Provided entries:
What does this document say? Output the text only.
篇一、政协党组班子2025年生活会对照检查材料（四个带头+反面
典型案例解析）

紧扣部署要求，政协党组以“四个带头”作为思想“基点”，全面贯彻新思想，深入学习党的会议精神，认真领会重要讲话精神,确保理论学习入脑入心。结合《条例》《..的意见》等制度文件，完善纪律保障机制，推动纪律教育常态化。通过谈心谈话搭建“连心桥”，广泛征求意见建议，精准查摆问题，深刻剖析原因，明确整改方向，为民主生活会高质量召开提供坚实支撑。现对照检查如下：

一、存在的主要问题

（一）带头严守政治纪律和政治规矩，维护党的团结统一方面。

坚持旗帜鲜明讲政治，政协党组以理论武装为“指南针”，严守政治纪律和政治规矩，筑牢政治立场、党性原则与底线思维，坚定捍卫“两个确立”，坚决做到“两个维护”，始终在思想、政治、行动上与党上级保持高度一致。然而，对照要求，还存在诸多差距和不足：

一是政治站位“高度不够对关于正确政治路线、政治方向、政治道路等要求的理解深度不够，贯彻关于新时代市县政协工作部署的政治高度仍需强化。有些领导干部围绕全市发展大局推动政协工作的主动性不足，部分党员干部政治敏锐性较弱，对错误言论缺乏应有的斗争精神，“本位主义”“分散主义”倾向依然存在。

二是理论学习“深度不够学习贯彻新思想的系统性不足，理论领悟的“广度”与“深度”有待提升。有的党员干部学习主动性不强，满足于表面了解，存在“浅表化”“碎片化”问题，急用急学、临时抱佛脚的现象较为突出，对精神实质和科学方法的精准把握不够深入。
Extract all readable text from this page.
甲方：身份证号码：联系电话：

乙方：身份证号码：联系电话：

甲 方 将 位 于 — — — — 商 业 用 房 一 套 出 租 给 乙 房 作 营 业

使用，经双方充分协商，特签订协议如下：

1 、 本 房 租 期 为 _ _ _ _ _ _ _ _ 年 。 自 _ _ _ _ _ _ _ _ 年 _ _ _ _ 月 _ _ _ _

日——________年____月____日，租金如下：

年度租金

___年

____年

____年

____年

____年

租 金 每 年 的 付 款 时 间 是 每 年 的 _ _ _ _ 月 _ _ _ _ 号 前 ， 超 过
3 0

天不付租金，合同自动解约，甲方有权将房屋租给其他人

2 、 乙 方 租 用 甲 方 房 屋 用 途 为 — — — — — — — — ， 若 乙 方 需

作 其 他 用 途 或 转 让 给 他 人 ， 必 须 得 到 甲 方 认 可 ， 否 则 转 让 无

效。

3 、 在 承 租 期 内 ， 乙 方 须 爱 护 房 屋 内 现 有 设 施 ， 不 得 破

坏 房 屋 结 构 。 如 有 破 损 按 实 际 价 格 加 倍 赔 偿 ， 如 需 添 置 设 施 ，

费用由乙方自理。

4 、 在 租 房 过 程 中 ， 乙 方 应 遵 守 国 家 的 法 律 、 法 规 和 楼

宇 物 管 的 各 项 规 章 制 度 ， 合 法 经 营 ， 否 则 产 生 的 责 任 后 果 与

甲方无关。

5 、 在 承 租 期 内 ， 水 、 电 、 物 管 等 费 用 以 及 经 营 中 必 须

Directions for this task:
Take the lines from the one containing "Extract all readable text from this page." to the last line of the material above and write them out exactly.

Complete response:
Extract all readable text from this page.
甲方：身份证号码：联系电话：

乙方：身份证号码：联系电话：

甲 方 将 位 于 — — — — 商 业 用 房 一 套 出 租 给 乙 房 作 营 业

使用，经双方充分协商，特签订协议如下：

1 、 本 房 租 期 为 _ _ _ _ _ _ _ _ 年 。 自 _ _ _ _ _ _ _ _ 年 _ _ _ _ 月 _ _ _ _

日——________年____月____日，租金如下：

年度租金

___年

____年

____年

____年

____年

租 金 每 年 的 付 款 时 间 是 每 年 的 _ _ _ _ 月 _ _ _ _ 号 前 ， 超 过
3 0

天不付租金，合同自动解约，甲方有权将房屋租给其他人

2 、 乙 方 租 用 甲 方 房 屋 用 途 为 — — — — — — — — ， 若 乙 方 需

作 其 他 用 途 或 转 让 给 他 人 ， 必 须 得 到 甲 方 认 可 ， 否 则 转 让 无

效。

3 、 在 承 租 期 内 ， 乙 方 须 爱 护 房 屋 内 现 有 设 施 ， 不 得 破

坏 房 屋 结 构 。 如 有 破 损 按 实 际 价 格 加 倍 赔 偿 ， 如 需 添 置 设 施 ，

费用由乙方自理。

4 、 在 租 房 过 程 中 ， 乙 方 应 遵 守 国 家 的 法 律 、 法 规 和 楼

宇 物 管 的 各 项 规 章 制 度 ， 合 法 经 营 ， 否 则 产 生 的 责 任 后 果 与

甲方无关。

5 、 在 承 租 期 内 ， 水 、 电 、 物 管 等 费 用 以 及 经 营 中 必 须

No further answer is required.